Data records:
□ □ □
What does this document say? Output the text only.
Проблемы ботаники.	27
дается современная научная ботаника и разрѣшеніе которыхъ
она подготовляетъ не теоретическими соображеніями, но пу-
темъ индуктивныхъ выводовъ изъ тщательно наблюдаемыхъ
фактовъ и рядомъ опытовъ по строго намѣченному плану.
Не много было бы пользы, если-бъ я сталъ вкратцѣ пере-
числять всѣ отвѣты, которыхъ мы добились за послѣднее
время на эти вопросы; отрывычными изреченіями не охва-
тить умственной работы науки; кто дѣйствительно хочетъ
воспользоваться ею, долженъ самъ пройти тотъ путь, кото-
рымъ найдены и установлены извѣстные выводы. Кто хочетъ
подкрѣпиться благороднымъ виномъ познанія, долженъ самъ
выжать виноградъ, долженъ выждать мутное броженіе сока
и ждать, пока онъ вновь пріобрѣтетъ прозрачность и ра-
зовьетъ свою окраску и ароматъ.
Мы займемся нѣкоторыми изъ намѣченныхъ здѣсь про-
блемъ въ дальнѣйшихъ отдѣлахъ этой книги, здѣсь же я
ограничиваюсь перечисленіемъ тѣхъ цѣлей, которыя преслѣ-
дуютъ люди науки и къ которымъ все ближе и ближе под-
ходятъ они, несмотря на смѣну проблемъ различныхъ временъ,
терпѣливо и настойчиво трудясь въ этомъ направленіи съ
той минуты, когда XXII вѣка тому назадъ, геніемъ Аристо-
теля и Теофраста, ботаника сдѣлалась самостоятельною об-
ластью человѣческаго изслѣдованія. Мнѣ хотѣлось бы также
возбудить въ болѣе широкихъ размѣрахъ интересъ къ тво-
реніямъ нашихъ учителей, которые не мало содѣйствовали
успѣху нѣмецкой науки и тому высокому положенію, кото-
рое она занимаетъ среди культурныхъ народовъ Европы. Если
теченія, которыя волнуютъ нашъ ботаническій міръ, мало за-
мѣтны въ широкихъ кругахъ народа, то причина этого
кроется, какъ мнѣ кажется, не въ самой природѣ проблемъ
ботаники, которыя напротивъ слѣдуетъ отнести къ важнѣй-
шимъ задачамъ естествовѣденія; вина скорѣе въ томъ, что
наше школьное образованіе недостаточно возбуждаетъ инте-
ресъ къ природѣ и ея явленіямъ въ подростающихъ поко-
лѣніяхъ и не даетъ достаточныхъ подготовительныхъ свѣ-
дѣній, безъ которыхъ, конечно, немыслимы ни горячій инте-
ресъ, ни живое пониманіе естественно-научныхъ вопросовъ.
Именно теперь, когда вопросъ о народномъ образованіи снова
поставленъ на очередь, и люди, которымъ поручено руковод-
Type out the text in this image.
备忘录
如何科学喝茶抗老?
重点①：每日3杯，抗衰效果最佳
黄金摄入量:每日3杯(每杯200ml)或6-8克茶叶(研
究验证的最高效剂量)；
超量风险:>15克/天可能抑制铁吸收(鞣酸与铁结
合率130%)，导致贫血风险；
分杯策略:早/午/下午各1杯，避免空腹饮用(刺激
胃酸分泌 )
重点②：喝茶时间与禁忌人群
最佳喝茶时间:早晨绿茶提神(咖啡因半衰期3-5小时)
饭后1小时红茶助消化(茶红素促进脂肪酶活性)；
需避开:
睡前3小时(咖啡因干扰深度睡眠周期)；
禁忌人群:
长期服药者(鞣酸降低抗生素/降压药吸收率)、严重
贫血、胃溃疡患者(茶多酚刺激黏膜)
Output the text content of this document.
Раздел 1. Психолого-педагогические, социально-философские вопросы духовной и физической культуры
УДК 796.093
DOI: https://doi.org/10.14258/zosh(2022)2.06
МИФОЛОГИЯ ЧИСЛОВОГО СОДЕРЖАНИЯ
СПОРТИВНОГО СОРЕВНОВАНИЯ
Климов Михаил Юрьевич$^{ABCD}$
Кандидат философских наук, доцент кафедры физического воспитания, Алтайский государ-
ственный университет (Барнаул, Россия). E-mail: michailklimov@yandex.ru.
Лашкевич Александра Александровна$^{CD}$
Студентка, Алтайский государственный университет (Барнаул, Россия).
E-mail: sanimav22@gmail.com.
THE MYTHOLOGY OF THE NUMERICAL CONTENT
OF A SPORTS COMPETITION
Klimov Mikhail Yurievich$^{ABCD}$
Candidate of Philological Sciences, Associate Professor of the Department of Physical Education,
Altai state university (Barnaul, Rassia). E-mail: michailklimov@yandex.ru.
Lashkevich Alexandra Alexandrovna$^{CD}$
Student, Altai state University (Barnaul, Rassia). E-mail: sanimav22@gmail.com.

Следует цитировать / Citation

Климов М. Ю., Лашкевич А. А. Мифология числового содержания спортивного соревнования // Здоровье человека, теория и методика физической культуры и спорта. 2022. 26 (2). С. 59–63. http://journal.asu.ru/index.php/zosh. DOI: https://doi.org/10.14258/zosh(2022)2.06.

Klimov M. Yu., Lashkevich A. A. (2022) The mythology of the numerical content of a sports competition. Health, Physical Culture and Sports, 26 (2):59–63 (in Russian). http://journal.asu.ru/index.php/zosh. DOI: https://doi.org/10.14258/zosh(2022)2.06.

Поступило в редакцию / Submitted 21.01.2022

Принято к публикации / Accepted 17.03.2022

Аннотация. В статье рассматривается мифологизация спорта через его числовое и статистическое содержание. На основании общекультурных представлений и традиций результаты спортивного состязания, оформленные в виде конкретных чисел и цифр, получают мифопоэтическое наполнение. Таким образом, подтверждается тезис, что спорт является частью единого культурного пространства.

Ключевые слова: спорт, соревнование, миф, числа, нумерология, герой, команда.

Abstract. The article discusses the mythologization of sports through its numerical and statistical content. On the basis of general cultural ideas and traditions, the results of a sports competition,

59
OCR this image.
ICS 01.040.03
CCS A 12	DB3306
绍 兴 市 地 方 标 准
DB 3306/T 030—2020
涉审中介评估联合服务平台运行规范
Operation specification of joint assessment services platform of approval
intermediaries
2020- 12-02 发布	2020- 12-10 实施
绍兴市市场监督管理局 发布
□ □ □
**WHAT YOU ARE ASKED TO DO**
Scan the listing above and copy all lines containing the word "люди".

**REPLY TO THE TASK**
дуютъ люди науки и къ которымъ все ближе и ближе под-
поставленъ на очередь, и люди, которымъ поручено руковод-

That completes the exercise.